Say how many lines of these entries include the word "Produtos", and answer with the number alone.

» Task data
--------------------------------------------------
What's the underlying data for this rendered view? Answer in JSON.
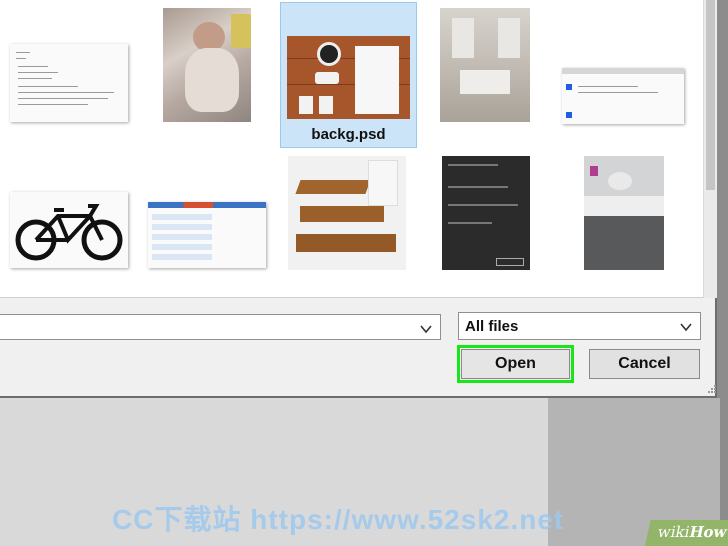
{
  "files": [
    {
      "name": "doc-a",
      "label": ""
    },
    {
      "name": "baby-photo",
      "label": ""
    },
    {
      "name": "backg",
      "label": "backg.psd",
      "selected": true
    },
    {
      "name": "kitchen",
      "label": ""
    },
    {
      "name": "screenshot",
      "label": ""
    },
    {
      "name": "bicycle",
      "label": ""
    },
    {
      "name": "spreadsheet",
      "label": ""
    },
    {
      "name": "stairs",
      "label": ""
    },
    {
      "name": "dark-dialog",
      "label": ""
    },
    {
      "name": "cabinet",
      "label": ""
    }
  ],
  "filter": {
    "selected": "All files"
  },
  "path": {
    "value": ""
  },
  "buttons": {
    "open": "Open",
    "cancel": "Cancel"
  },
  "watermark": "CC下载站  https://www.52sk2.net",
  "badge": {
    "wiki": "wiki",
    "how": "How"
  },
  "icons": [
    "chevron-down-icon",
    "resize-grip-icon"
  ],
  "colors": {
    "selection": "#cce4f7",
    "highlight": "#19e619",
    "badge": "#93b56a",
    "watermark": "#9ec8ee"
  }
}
--------------------------------------------------
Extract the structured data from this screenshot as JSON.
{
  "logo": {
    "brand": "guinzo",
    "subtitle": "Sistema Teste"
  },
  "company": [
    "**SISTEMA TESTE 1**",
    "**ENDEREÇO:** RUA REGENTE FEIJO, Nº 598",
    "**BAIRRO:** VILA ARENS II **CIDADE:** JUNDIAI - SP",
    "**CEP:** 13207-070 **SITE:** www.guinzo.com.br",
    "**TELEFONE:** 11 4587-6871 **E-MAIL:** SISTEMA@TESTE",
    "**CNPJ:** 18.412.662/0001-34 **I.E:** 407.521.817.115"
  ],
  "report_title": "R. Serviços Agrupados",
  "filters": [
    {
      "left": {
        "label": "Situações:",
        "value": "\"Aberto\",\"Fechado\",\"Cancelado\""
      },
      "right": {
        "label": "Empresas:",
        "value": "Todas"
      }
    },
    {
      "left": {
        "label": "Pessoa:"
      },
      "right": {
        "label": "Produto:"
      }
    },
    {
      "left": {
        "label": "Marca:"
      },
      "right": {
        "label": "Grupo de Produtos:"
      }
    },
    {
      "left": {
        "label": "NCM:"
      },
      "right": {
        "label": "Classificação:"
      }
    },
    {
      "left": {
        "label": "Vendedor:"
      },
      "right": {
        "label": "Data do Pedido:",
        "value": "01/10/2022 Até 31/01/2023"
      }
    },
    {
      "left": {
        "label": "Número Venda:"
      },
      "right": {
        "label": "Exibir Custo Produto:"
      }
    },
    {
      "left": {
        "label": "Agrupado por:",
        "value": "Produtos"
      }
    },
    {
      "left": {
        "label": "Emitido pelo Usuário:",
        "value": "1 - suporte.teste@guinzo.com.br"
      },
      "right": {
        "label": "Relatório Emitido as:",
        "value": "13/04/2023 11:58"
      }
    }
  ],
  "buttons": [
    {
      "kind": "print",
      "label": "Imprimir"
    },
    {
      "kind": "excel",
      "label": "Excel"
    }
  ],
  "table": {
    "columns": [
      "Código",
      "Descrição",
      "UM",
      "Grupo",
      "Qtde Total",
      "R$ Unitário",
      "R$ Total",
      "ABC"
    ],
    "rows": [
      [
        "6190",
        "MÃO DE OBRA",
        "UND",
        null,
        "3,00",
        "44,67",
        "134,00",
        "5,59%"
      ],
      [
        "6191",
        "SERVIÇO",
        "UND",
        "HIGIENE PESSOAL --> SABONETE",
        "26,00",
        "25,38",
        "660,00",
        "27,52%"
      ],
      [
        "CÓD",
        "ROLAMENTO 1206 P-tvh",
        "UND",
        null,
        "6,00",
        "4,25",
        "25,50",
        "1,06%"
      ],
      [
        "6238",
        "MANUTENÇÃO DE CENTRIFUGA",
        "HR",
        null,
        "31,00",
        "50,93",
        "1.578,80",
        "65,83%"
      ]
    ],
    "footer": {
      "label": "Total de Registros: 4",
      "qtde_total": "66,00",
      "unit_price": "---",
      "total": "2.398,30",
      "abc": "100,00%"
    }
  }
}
--------------------------------------------------
» Result of this task
2